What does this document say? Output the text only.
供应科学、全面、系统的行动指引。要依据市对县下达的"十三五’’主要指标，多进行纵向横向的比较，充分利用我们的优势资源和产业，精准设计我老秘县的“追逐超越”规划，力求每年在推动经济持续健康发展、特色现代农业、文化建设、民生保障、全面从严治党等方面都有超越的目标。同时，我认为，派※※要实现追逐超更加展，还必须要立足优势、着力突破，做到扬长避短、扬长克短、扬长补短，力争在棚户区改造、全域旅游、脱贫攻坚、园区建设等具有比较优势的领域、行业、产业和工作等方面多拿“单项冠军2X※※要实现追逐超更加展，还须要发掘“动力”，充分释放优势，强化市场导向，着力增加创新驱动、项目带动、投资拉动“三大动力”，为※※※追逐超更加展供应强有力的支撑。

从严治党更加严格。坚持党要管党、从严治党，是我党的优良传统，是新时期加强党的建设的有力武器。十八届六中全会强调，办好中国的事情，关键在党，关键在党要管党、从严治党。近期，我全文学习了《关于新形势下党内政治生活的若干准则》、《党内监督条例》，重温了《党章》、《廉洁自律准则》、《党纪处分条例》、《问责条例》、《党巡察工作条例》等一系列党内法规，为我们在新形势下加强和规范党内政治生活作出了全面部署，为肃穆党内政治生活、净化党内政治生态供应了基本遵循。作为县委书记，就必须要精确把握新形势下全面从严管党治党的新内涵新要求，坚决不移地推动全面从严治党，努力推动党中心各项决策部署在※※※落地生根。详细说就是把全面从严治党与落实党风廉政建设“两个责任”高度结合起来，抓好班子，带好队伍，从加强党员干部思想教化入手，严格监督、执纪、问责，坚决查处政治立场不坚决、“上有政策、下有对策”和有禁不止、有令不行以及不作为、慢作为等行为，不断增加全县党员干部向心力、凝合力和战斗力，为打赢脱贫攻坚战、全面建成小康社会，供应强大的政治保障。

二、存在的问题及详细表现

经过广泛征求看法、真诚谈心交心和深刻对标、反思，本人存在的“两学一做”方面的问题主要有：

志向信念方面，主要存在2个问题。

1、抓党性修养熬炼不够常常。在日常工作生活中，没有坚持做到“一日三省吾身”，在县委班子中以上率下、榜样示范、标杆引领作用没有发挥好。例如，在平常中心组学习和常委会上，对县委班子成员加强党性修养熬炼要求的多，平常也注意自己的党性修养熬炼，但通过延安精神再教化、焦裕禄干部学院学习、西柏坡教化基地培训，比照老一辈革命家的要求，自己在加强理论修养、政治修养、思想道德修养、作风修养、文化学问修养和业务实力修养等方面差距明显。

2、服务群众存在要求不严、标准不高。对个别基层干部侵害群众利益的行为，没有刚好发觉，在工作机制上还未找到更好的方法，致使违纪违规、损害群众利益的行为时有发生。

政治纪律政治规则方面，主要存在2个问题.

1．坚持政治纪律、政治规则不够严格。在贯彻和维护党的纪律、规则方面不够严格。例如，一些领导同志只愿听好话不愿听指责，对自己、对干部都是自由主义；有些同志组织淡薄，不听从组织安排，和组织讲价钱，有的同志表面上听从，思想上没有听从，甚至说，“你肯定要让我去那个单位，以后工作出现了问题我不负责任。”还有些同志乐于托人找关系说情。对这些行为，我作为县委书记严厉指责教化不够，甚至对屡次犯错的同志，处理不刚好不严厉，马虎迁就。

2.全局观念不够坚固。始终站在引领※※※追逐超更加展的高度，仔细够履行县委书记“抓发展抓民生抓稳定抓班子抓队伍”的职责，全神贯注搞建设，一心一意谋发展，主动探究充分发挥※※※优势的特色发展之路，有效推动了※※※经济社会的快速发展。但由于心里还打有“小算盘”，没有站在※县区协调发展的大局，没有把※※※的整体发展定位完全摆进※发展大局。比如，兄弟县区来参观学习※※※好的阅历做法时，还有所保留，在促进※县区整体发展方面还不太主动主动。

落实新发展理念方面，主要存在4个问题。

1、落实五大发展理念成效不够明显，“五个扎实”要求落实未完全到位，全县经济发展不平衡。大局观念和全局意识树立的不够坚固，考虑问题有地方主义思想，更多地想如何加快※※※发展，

-------

*GOAL*: Quote the entire listing above exactly.

*RESULT BELOW*:
What does this document say? Output the text only.
供应科学、全面、系统的行动指引。要依据市对县下达的"十三五’’主要指标，多进行纵向横向的比较，充分利用我们的优势资源和产业，精准设计我老秘县的“追逐超越”规划，力求每年在推动经济持续健康发展、特色现代农业、文化建设、民生保障、全面从严治党等方面都有超越的目标。同时，我认为，派※※要实现追逐超更加展，还必须要立足优势、着力突破，做到扬长避短、扬长克短、扬长补短，力争在棚户区改造、全域旅游、脱贫攻坚、园区建设等具有比较优势的领域、行业、产业和工作等方面多拿“单项冠军2X※※要实现追逐超更加展，还须要发掘“动力”，充分释放优势，强化市场导向，着力增加创新驱动、项目带动、投资拉动“三大动力”，为※※※追逐超更加展供应强有力的支撑。

从严治党更加严格。坚持党要管党、从严治党，是我党的优良传统，是新时期加强党的建设的有力武器。十八届六中全会强调，办好中国的事情，关键在党，关键在党要管党、从严治党。近期，我全文学习了《关于新形势下党内政治生活的若干准则》、《党内监督条例》，重温了《党章》、《廉洁自律准则》、《党纪处分条例》、《问责条例》、《党巡察工作条例》等一系列党内法规，为我们在新形势下加强和规范党内政治生活作出了全面部署，为肃穆党内政治生活、净化党内政治生态供应了基本遵循。作为县委书记，就必须要精确把握新形势下全面从严管党治党的新内涵新要求，坚决不移地推动全面从严治党，努力推动党中心各项决策部署在※※※落地生根。详细说就是把全面从严治党与落实党风廉政建设“两个责任”高度结合起来，抓好班子，带好队伍，从加强党员干部思想教化入手，严格监督、执纪、问责，坚决查处政治立场不坚决、“上有政策、下有对策”和有禁不止、有令不行以及不作为、慢作为等行为，不断增加全县党员干部向心力、凝合力和战斗力，为打赢脱贫攻坚战、全面建成小康社会，供应强大的政治保障。

二、存在的问题及详细表现

经过广泛征求看法、真诚谈心交心和深刻对标、反思，本人存在的“两学一做”方面的问题主要有：

志向信念方面，主要存在2个问题。

1、抓党性修养熬炼不够常常。在日常工作生活中，没有坚持做到“一日三省吾身”，在县委班子中以上率下、榜样示范、标杆引领作用没有发挥好。例如，在平常中心组学习和常委会上，对县委班子成员加强党性修养熬炼要求的多，平常也注意自己的党性修养熬炼，但通过延安精神再教化、焦裕禄干部学院学习、西柏坡教化基地培训，比照老一辈革命家的要求，自己在加强理论修养、政治修养、思想道德修养、作风修养、文化学问修养和业务实力修养等方面差距明显。

2、服务群众存在要求不严、标准不高。对个别基层干部侵害群众利益的行为，没有刚好发觉，在工作机制上还未找到更好的方法，致使违纪违规、损害群众利益的行为时有发生。

政治纪律政治规则方面，主要存在2个问题.

1．坚持政治纪律、政治规则不够严格。在贯彻和维护党的纪律、规则方面不够严格。例如，一些领导同志只愿听好话不愿听指责，对自己、对干部都是自由主义；有些同志组织淡薄，不听从组织安排，和组织讲价钱，有的同志表面上听从，思想上没有听从，甚至说，“你肯定要让我去那个单位，以后工作出现了问题我不负责任。”还有些同志乐于托人找关系说情。对这些行为，我作为县委书记严厉指责教化不够，甚至对屡次犯错的同志，处理不刚好不严厉，马虎迁就。

2.全局观念不够坚固。始终站在引领※※※追逐超更加展的高度，仔细够履行县委书记“抓发展抓民生抓稳定抓班子抓队伍”的职责，全神贯注搞建设，一心一意谋发展，主动探究充分发挥※※※优势的特色发展之路，有效推动了※※※经济社会的快速发展。但由于心里还打有“小算盘”，没有站在※县区协调发展的大局，没有把※※※的整体发展定位完全摆进※发展大局。比如，兄弟县区来参观学习※※※好的阅历做法时，还有所保留，在促进※县区整体发展方面还不太主动主动。

落实新发展理念方面，主要存在4个问题。

1、落实五大发展理念成效不够明显，“五个扎实”要求落实未完全到位，全县经济发展不平衡。大局观念和全局意识树立的不够坚固，考虑问题有地方主义思想，更多地想如何加快※※※发展，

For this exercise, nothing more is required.